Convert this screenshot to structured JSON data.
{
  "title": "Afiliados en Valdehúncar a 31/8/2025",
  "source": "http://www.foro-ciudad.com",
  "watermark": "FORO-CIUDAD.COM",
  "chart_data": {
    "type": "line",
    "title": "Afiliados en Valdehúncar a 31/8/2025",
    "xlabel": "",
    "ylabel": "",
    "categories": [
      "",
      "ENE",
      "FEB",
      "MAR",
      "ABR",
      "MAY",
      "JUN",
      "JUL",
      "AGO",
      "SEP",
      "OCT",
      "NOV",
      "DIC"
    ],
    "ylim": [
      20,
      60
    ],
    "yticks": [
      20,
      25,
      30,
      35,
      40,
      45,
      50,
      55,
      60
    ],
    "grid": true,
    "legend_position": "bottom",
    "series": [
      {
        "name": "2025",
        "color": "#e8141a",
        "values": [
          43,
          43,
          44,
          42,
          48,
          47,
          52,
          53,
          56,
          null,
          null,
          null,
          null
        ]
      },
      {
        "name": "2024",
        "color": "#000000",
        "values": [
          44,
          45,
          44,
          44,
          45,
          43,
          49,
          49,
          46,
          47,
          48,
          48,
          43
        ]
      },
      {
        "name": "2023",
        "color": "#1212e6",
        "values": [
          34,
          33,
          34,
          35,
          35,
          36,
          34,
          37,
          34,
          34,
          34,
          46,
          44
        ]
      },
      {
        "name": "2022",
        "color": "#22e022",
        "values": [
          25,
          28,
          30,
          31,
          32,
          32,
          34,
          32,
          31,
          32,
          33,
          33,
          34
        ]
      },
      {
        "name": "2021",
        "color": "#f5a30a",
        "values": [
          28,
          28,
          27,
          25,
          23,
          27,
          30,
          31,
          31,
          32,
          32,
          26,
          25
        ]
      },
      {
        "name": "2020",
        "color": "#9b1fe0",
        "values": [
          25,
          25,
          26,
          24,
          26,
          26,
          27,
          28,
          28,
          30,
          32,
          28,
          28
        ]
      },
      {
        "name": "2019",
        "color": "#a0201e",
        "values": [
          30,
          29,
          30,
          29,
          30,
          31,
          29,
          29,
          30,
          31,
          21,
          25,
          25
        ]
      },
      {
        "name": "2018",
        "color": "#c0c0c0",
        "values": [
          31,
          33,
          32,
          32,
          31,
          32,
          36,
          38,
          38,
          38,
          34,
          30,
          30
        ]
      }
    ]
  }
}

* What to work on
Return the whole listing exactly, with every line included.

* Written solution
Convert this screenshot to structured JSON data.
{
  "title": "Afiliados en Valdehúncar a 31/8/2025",
  "source": "http://www.foro-ciudad.com",
  "watermark": "FORO-CIUDAD.COM",
  "chart_data": {
    "type": "line",
    "title": "Afiliados en Valdehúncar a 31/8/2025",
    "xlabel": "",
    "ylabel": "",
    "categories": [
      "",
      "ENE",
      "FEB",
      "MAR",
      "ABR",
      "MAY",
      "JUN",
      "JUL",
      "AGO",
      "SEP",
      "OCT",
      "NOV",
      "DIC"
    ],
    "ylim": [
      20,
      60
    ],
    "yticks": [
      20,
      25,
      30,
      35,
      40,
      45,
      50,
      55,
      60
    ],
    "grid": true,
    "legend_position": "bottom",
    "series": [
      {
        "name": "2025",
        "color": "#e8141a",
        "values": [
          43,
          43,
          44,
          42,
          48,
          47,
          52,
          53,
          56,
          null,
          null,
          null,
          null
        ]
      },
      {
        "name": "2024",
        "color": "#000000",
        "values": [
          44,
          45,
          44,
          44,
          45,
          43,
          49,
          49,
          46,
          47,
          48,
          48,
          43
        ]
      },
      {
        "name": "2023",
        "color": "#1212e6",
        "values": [
          34,
          33,
          34,
          35,
          35,
          36,
          34,
          37,
          34,
          34,
          34,
          46,
          44
        ]
      },
      {
        "name": "2022",
        "color": "#22e022",
        "values": [
          25,
          28,
          30,
          31,
          32,
          32,
          34,
          32,
          31,
          32,
          33,
          33,
          34
        ]
      },
      {
        "name": "2021",
        "color": "#f5a30a",
        "values": [
          28,
          28,
          27,
          25,
          23,
          27,
          30,
          31,
          31,
          32,
          32,
          26,
          25
        ]
      },
      {
        "name": "2020",
        "color": "#9b1fe0",
        "values": [
          25,
          25,
          26,
          24,
          26,
          26,
          27,
          28,
          28,
          30,
          32,
          28,
          28
        ]
      },
      {
        "name": "2019",
        "color": "#a0201e",
        "values": [
          30,
          29,
          30,
          29,
          30,
          31,
          29,
          29,
          30,
          31,
          21,
          25,
          25
        ]
      },
      {
        "name": "2018",
        "color": "#c0c0c0",
        "values": [
          31,
          33,
          32,
          32,
          31,
          32,
          36,
          38,
          38,
          38,
          34,
          30,
          30
        ]
      }
    ]
  }
}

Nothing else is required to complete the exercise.